» **The problem**: Write out the listing below without alteration, omitting its pictures.

» **Records about charts and figures**:
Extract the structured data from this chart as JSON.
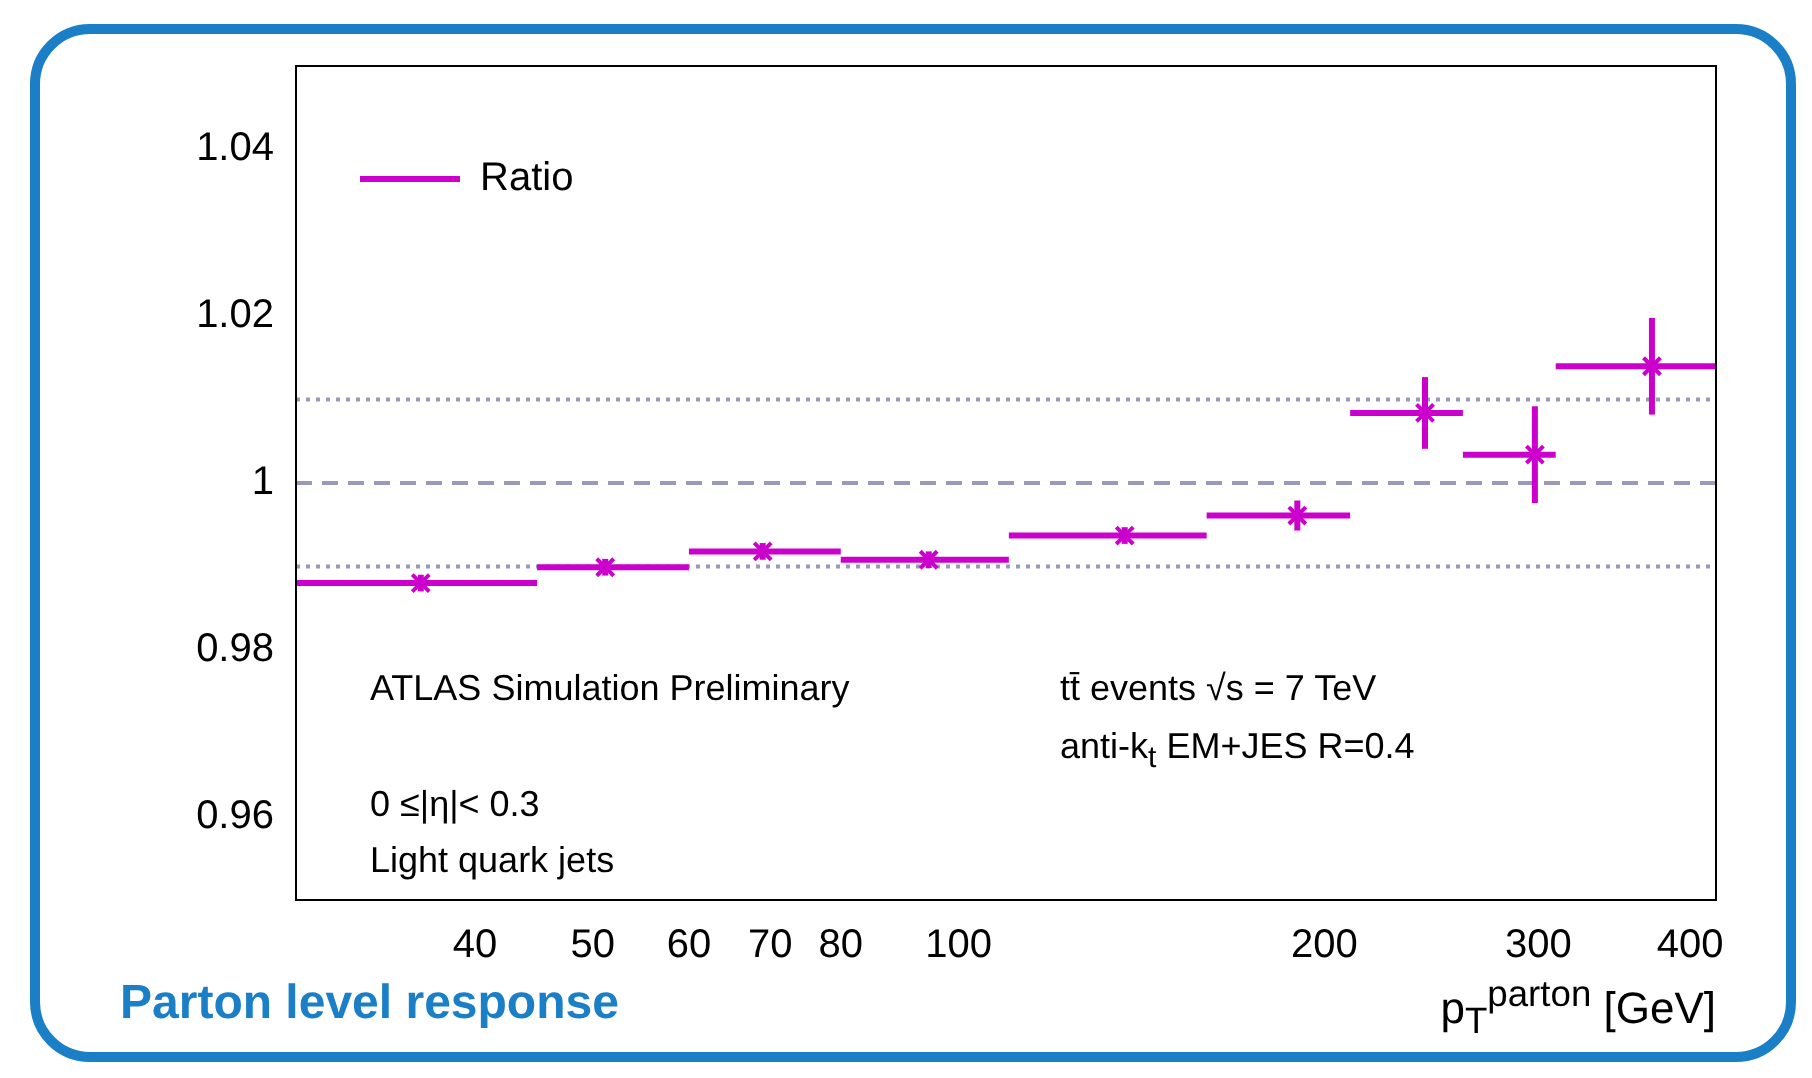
{
  "chart_data": {
    "type": "scatter",
    "xlabel": "p$_{T}$$^{parton}$ [GeV]",
    "log": "x",
    "xlim": [
      28.5,
      420
    ],
    "xticks": [
      40,
      50,
      60,
      70,
      80,
      100,
      200,
      300,
      400
    ],
    "ylim": [
      0.95,
      1.05
    ],
    "yticks": [
      0.96,
      0.98,
      1,
      1.02,
      1.04
    ],
    "grid": false,
    "legend": "top left",
    "marker": "cross",
    "x": [
      36.1,
      51.2,
      69,
      94.5,
      137,
      190,
      242,
      298,
      372
    ],
    "series": [
      {
        "name": "Ratio",
        "color": "#cc00cc",
        "values": [
          0.988,
          0.9899,
          0.9918,
          0.9908,
          0.9937,
          0.9961,
          1.0084,
          1.0034,
          1.014
        ],
        "errors": [
          0.001,
          0.001,
          0.001,
          0.001,
          0.001,
          0.0018,
          0.0043,
          0.0058,
          0.0058
        ],
        "xerrors": [
          [
            28.5,
            45
          ],
          [
            45,
            60
          ],
          [
            60,
            80
          ],
          [
            80,
            110
          ],
          [
            110,
            160
          ],
          [
            160,
            210
          ],
          [
            210,
            260
          ],
          [
            260,
            310
          ],
          [
            310,
            420
          ]
        ]
      }
    ],
    "ref_lines": [
      {
        "axis": "y",
        "value": 1,
        "color": "#9999bb",
        "line_style": "dashed"
      },
      {
        "axis": "y",
        "value": 0.99,
        "color": "#9999bb",
        "line_style": "dotted"
      },
      {
        "axis": "y",
        "value": 1.01,
        "color": "#9999bb",
        "line_style": "dotted"
      }
    ],
    "annotations": [
      "ATLAS Simulation Preliminary",
      "0 ≤|η|< 0.3",
      "Light quark jets",
      "tt̄ events   √s = 7 TeV",
      "anti-k$_{t}$ EM+JES R=0.4",
      "Parton level response"
    ]
  }
}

» **Answer for the task**:
Extract the structured data from this chart as JSON.
{
  "chart_data": {
    "type": "scatter",
    "xlabel": "p$_{T}$$^{parton}$ [GeV]",
    "log": "x",
    "xlim": [
      28.5,
      420
    ],
    "xticks": [
      40,
      50,
      60,
      70,
      80,
      100,
      200,
      300,
      400
    ],
    "ylim": [
      0.95,
      1.05
    ],
    "yticks": [
      0.96,
      0.98,
      1,
      1.02,
      1.04
    ],
    "grid": false,
    "legend": "top left",
    "marker": "cross",
    "x": [
      36.1,
      51.2,
      69,
      94.5,
      137,
      190,
      242,
      298,
      372
    ],
    "series": [
      {
        "name": "Ratio",
        "color": "#cc00cc",
        "values": [
          0.988,
          0.9899,
          0.9918,
          0.9908,
          0.9937,
          0.9961,
          1.0084,
          1.0034,
          1.014
        ],
        "errors": [
          0.001,
          0.001,
          0.001,
          0.001,
          0.001,
          0.0018,
          0.0043,
          0.0058,
          0.0058
        ],
        "xerrors": [
          [
            28.5,
            45
          ],
          [
            45,
            60
          ],
          [
            60,
            80
          ],
          [
            80,
            110
          ],
          [
            110,
            160
          ],
          [
            160,
            210
          ],
          [
            210,
            260
          ],
          [
            260,
            310
          ],
          [
            310,
            420
          ]
        ]
      }
    ],
    "ref_lines": [
      {
        "axis": "y",
        "value": 1,
        "color": "#9999bb",
        "line_style": "dashed"
      },
      {
        "axis": "y",
        "value": 0.99,
        "color": "#9999bb",
        "line_style": "dotted"
      },
      {
        "axis": "y",
        "value": 1.01,
        "color": "#9999bb",
        "line_style": "dotted"
      }
    ],
    "annotations": [
      "ATLAS Simulation Preliminary",
      "0 ≤|η|< 0.3",
      "Light quark jets",
      "tt̄ events   √s = 7 TeV",
      "anti-k$_{t}$ EM+JES R=0.4",
      "Parton level response"
    ]
  }
}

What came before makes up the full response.